== What the task asks ==
Look through the listing for the word "устанавливать". Copy each line that has it.

== Input data ==

**********

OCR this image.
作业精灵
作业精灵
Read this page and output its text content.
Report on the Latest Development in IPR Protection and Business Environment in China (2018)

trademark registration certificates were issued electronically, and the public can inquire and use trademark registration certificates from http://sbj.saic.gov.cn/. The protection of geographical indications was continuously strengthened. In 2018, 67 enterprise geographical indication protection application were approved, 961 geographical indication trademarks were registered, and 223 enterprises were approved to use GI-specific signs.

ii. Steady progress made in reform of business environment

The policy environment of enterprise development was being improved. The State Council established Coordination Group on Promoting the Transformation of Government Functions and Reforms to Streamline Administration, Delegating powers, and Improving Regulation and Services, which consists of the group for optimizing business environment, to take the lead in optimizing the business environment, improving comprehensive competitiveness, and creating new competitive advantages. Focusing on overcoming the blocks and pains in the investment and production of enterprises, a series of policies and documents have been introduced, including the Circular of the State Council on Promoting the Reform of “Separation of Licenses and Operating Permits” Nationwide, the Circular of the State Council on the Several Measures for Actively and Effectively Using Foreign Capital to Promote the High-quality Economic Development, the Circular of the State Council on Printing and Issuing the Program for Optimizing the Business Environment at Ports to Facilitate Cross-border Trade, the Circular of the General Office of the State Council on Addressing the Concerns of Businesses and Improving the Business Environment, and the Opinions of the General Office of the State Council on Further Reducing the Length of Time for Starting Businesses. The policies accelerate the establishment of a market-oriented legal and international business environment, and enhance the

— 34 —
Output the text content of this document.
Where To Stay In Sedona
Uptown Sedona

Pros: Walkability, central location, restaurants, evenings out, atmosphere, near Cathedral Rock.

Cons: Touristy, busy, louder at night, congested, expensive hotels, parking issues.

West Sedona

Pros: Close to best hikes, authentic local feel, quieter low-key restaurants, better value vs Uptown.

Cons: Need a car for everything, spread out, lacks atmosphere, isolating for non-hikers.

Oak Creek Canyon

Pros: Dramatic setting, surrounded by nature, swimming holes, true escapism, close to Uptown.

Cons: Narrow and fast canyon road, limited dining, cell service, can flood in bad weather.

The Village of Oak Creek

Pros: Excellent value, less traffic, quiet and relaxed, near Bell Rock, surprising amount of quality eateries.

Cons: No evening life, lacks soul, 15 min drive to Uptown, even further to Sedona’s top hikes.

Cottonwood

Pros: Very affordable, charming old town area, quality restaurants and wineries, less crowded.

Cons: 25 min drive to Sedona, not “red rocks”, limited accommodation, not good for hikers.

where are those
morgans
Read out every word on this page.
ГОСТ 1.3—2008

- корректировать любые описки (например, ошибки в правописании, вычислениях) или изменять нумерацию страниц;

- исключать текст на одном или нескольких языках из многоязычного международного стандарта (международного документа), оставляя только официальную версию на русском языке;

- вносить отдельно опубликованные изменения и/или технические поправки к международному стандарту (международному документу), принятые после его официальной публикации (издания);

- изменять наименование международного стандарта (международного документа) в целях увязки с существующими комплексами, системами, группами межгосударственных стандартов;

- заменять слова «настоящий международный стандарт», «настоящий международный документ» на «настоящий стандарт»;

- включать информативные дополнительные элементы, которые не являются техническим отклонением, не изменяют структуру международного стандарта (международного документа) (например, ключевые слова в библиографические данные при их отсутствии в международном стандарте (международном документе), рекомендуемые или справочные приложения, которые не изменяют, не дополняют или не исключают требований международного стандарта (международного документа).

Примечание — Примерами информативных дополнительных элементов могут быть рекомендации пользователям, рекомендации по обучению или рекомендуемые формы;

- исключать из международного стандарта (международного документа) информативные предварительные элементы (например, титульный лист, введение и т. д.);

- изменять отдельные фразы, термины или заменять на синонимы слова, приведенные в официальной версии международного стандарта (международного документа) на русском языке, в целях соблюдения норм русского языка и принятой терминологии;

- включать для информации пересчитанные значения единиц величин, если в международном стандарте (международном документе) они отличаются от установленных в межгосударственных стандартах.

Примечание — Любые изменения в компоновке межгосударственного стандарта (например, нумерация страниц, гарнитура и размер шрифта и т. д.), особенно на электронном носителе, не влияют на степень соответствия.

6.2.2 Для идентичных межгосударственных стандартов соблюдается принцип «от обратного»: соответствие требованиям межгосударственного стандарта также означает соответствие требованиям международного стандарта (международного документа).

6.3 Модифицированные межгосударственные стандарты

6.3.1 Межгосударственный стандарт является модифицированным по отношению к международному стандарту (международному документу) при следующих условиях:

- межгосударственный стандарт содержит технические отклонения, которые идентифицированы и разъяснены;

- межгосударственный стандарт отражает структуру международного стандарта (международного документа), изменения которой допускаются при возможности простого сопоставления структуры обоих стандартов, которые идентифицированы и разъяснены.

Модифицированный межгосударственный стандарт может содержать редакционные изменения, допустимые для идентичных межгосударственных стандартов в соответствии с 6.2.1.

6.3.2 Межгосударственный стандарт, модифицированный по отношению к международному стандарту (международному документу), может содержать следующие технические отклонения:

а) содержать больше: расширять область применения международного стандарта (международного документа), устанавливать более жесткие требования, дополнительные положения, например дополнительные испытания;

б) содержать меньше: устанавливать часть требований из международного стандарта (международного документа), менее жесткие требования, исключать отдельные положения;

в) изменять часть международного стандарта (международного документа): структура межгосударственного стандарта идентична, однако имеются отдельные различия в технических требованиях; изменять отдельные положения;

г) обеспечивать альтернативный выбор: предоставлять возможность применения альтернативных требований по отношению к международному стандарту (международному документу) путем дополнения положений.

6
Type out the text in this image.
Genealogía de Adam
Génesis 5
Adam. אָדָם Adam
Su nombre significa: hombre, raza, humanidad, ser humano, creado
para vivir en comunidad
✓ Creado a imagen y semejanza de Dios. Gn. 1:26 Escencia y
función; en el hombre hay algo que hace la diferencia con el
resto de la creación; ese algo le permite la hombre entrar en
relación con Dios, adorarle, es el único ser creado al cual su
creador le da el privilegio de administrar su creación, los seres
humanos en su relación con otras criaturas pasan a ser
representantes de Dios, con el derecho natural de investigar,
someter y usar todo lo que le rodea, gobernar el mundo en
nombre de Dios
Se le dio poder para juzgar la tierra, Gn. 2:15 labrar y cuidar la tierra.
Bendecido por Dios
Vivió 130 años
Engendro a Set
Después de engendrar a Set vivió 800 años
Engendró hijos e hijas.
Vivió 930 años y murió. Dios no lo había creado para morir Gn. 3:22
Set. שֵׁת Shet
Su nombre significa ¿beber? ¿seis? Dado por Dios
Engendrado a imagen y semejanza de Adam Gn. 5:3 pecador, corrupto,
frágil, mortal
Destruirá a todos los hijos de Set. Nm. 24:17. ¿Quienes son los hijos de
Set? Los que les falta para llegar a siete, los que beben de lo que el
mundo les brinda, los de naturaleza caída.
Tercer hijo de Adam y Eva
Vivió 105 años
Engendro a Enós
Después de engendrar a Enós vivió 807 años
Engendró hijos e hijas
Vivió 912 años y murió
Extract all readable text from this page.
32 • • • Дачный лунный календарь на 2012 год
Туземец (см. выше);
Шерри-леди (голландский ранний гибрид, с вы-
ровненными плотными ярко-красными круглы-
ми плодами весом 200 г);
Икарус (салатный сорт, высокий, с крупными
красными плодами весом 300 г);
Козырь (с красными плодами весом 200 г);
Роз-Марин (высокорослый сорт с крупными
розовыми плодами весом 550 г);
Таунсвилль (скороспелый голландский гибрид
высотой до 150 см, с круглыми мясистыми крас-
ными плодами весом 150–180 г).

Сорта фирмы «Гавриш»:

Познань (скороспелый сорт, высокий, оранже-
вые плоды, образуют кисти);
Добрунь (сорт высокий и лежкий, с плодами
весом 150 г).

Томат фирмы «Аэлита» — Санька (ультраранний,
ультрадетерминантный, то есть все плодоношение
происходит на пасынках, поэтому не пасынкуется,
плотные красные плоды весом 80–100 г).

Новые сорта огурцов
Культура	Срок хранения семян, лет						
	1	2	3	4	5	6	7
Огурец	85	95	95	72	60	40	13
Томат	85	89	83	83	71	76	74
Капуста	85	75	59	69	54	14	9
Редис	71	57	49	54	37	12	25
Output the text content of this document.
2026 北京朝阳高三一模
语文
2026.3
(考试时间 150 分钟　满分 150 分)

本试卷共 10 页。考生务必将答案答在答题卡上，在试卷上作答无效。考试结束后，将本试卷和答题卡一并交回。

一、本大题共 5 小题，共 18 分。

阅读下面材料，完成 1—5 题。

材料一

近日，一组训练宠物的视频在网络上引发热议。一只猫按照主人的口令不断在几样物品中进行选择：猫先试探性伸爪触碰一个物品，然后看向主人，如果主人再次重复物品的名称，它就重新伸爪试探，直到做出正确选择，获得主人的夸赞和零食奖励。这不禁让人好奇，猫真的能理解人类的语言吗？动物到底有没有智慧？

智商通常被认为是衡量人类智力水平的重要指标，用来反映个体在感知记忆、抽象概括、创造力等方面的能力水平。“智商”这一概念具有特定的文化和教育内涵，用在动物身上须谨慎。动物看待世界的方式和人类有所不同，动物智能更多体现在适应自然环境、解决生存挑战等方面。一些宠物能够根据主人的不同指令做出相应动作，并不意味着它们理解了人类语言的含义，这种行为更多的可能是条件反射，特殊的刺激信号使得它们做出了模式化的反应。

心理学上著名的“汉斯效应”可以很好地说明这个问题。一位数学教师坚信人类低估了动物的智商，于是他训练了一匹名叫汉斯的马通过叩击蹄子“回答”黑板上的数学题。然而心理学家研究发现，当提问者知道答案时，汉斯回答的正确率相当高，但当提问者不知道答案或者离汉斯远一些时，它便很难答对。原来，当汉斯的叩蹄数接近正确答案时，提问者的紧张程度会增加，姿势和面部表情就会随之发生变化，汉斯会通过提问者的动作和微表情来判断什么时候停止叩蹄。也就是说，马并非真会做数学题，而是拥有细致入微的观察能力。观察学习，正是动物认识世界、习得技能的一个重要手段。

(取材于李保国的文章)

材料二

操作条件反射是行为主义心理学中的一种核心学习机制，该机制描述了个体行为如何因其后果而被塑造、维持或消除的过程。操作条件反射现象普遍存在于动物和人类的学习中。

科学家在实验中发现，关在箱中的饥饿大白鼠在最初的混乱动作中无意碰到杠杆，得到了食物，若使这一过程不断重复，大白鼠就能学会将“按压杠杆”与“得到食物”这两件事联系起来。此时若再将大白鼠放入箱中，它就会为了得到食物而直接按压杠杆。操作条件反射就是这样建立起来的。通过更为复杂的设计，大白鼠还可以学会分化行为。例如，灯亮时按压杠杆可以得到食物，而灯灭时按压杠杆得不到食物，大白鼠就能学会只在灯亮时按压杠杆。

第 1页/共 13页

**********

== Written response ==
а) содержать больше: расширять область применения международного стандарта (международного документа), устанавливать более жесткие требования, дополнительные положения, например дополнительные испытания;
б) содержать меньше: устанавливать часть требований из международного стандарта (международного документа), менее жесткие требования, исключать отдельные положения;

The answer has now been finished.